Your task is to transcribe all of the data below exactly, omitting the images.

(Data items)
* * * *

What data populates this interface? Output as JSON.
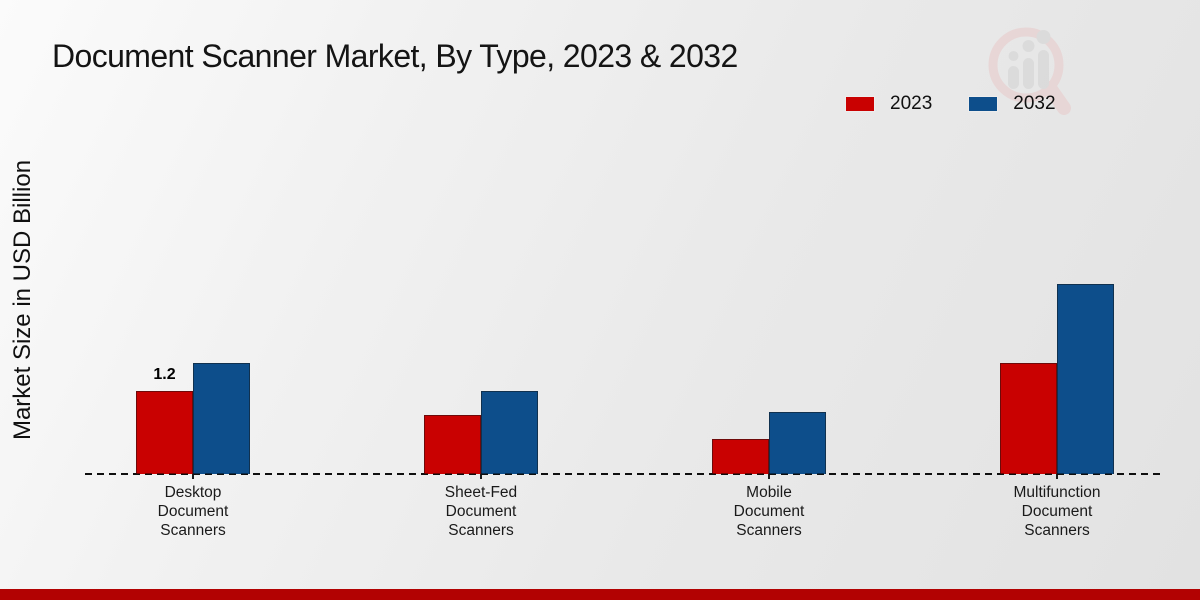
{
  "page": {
    "background": "#e9e9e9",
    "footer_bar_color": "#b20202"
  },
  "watermark": {
    "description": "magnifying-glass-with-bar-chart-logo",
    "lens_color": "#e8c9c9",
    "bars_color": "#d2d2d2"
  },
  "chart_data": {
    "type": "bar",
    "title": "Document Scanner Market, By Type, 2023 & 2032",
    "xlabel": "",
    "ylabel": "Market Size in USD Billion",
    "categories": [
      "Desktop Document Scanners",
      "Sheet-Fed Document Scanners",
      "Mobile Document Scanners",
      "Multifunction Document Scanners"
    ],
    "series": [
      {
        "name": "2023",
        "color": "#c90101",
        "values": [
          1.2,
          0.85,
          0.5,
          1.6
        ]
      },
      {
        "name": "2032",
        "color": "#0d4e8b",
        "values": [
          1.6,
          1.2,
          0.9,
          2.75
        ]
      }
    ],
    "data_labels": [
      {
        "series": "2023",
        "category": "Desktop Document Scanners",
        "text": "1.2"
      }
    ],
    "ylim": [
      0,
      3
    ],
    "y_axis_ticks_visible": false,
    "grid": false,
    "legend_position": "top-right",
    "baseline_style": "dashed"
  }
}
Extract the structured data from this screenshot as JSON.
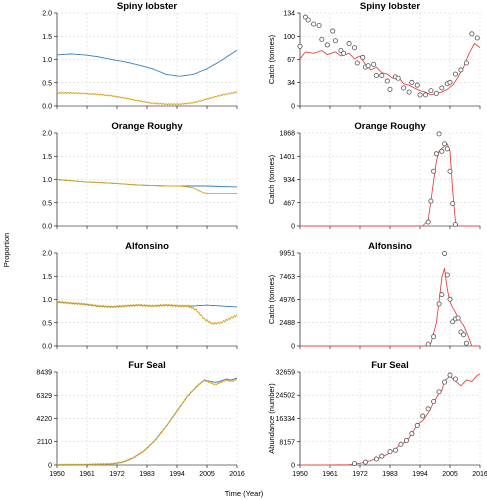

* * * *

**Solution for this task**
What data populates this interface? Output as JSON.
{
  "page": {
    "background": "#e9e9e9",
    "footer_bar_color": "#b20202"
  },
  "watermark": {
    "description": "magnifying-glass-with-bar-chart-logo",
    "lens_color": "#e8c9c9",
    "bars_color": "#d2d2d2"
  },
  "chart_data": {
    "type": "bar",
    "title": "Document Scanner Market, By Type, 2023 & 2032",
    "xlabel": "",
    "ylabel": "Market Size in USD Billion",
    "categories": [
      "Desktop Document Scanners",
      "Sheet-Fed Document Scanners",
      "Mobile Document Scanners",
      "Multifunction Document Scanners"
    ],
    "series": [
      {
        "name": "2023",
        "color": "#c90101",
        "values": [
          1.2,
          0.85,
          0.5,
          1.6
        ]
      },
      {
        "name": "2032",
        "color": "#0d4e8b",
        "values": [
          1.6,
          1.2,
          0.9,
          2.75
        ]
      }
    ],
    "data_labels": [
      {
        "series": "2023",
        "category": "Desktop Document Scanners",
        "text": "1.2"
      }
    ],
    "ylim": [
      0,
      3
    ],
    "y_axis_ticks_visible": false,
    "grid": false,
    "legend_position": "top-right",
    "baseline_style": "dashed"
  }
}
Extract the structured data from this screenshot as JSON.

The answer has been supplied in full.